To be done - Send each entry back exactly as given, pictures excluded.

Materials provided -

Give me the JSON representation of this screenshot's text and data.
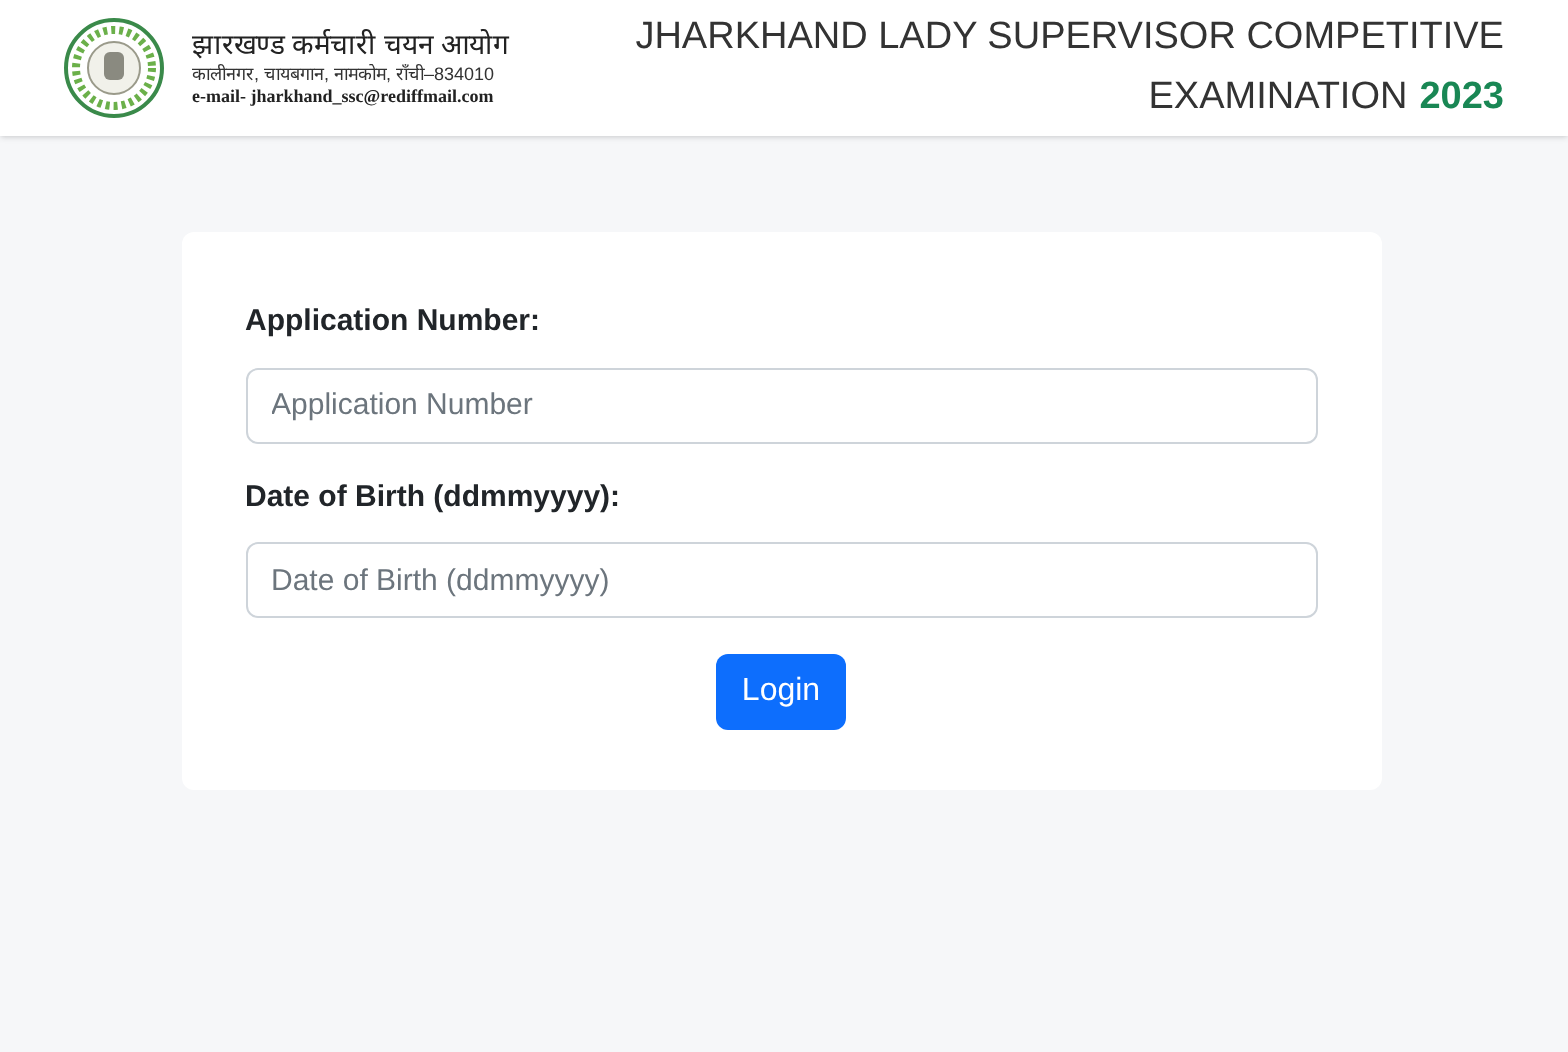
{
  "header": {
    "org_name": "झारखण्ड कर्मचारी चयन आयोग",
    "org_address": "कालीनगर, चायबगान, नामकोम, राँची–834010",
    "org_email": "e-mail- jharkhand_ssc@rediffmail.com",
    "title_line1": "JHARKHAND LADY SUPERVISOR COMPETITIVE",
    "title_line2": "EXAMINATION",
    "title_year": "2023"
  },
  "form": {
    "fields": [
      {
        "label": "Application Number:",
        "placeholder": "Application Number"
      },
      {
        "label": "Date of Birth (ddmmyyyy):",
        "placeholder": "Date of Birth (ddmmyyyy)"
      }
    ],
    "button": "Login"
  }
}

Task solution -
Give me the JSON representation of this screenshot's text and data.
{
  "header": {
    "org_name": "झारखण्ड कर्मचारी चयन आयोग",
    "org_address": "कालीनगर, चायबगान, नामकोम, राँची–834010",
    "org_email": "e-mail- jharkhand_ssc@rediffmail.com",
    "title_line1": "JHARKHAND LADY SUPERVISOR COMPETITIVE",
    "title_line2": "EXAMINATION",
    "title_year": "2023"
  },
  "form": {
    "fields": [
      {
        "label": "Application Number:",
        "placeholder": "Application Number"
      },
      {
        "label": "Date of Birth (ddmmyyyy):",
        "placeholder": "Date of Birth (ddmmyyyy)"
      }
    ],
    "button": "Login"
  }
}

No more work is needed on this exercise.